- [YOUR GOAL] Without skipping anything, write out each record below exactly.

- [AVAILABLE DATA]
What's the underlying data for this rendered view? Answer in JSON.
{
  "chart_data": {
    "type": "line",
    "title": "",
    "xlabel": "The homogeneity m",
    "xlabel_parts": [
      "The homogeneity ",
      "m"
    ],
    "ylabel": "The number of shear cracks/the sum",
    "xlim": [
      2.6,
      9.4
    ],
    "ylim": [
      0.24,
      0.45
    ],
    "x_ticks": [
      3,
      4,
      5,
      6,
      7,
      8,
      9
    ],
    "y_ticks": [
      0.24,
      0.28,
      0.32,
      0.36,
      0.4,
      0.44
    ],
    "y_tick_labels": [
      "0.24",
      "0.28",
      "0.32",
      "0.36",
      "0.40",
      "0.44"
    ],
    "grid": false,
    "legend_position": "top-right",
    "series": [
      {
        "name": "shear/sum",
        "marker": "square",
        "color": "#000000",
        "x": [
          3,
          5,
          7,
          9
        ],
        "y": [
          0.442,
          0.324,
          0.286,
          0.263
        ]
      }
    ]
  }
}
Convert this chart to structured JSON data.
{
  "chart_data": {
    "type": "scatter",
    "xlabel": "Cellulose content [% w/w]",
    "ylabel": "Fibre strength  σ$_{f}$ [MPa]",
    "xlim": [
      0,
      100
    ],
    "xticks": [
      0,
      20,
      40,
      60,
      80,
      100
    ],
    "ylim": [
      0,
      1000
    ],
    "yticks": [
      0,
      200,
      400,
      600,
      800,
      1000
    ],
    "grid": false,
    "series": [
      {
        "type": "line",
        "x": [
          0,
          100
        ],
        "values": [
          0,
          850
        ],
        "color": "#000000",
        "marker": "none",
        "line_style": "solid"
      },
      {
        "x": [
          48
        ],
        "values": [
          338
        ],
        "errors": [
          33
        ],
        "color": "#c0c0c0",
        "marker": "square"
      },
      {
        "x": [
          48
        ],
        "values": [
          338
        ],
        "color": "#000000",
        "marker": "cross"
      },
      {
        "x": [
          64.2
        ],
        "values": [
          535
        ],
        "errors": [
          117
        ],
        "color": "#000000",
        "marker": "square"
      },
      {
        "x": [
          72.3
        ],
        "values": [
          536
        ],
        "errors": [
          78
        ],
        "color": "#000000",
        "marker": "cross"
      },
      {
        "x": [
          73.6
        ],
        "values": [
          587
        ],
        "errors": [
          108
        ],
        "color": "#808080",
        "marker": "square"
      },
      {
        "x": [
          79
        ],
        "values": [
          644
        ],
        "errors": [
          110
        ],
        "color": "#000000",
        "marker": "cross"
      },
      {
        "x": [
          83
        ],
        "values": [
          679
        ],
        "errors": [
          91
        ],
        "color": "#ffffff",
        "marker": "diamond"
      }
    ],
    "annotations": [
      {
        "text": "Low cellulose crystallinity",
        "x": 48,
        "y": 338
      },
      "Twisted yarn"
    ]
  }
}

- [COMPLETED TASK]
What's the underlying data for this rendered view? Answer in JSON.
{
  "chart_data": {
    "type": "line",
    "title": "",
    "xlabel": "The homogeneity m",
    "xlabel_parts": [
      "The homogeneity ",
      "m"
    ],
    "ylabel": "The number of shear cracks/the sum",
    "xlim": [
      2.6,
      9.4
    ],
    "ylim": [
      0.24,
      0.45
    ],
    "x_ticks": [
      3,
      4,
      5,
      6,
      7,
      8,
      9
    ],
    "y_ticks": [
      0.24,
      0.28,
      0.32,
      0.36,
      0.4,
      0.44
    ],
    "y_tick_labels": [
      "0.24",
      "0.28",
      "0.32",
      "0.36",
      "0.40",
      "0.44"
    ],
    "grid": false,
    "legend_position": "top-right",
    "series": [
      {
        "name": "shear/sum",
        "marker": "square",
        "color": "#000000",
        "x": [
          3,
          5,
          7,
          9
        ],
        "y": [
          0.442,
          0.324,
          0.286,
          0.263
        ]
      }
    ]
  }
}
Convert this chart to structured JSON data.
{
  "chart_data": {
    "type": "scatter",
    "xlabel": "Cellulose content [% w/w]",
    "ylabel": "Fibre strength  σ$_{f}$ [MPa]",
    "xlim": [
      0,
      100
    ],
    "xticks": [
      0,
      20,
      40,
      60,
      80,
      100
    ],
    "ylim": [
      0,
      1000
    ],
    "yticks": [
      0,
      200,
      400,
      600,
      800,
      1000
    ],
    "grid": false,
    "series": [
      {
        "type": "line",
        "x": [
          0,
          100
        ],
        "values": [
          0,
          850
        ],
        "color": "#000000",
        "marker": "none",
        "line_style": "solid"
      },
      {
        "x": [
          48
        ],
        "values": [
          338
        ],
        "errors": [
          33
        ],
        "color": "#c0c0c0",
        "marker": "square"
      },
      {
        "x": [
          48
        ],
        "values": [
          338
        ],
        "color": "#000000",
        "marker": "cross"
      },
      {
        "x": [
          64.2
        ],
        "values": [
          535
        ],
        "errors": [
          117
        ],
        "color": "#000000",
        "marker": "square"
      },
      {
        "x": [
          72.3
        ],
        "values": [
          536
        ],
        "errors": [
          78
        ],
        "color": "#000000",
        "marker": "cross"
      },
      {
        "x": [
          73.6
        ],
        "values": [
          587
        ],
        "errors": [
          108
        ],
        "color": "#808080",
        "marker": "square"
      },
      {
        "x": [
          79
        ],
        "values": [
          644
        ],
        "errors": [
          110
        ],
        "color": "#000000",
        "marker": "cross"
      },
      {
        "x": [
          83
        ],
        "values": [
          679
        ],
        "errors": [
          91
        ],
        "color": "#ffffff",
        "marker": "diamond"
      }
    ],
    "annotations": [
      {
        "text": "Low cellulose crystallinity",
        "x": 48,
        "y": 338
      },
      "Twisted yarn"
    ]
  }
}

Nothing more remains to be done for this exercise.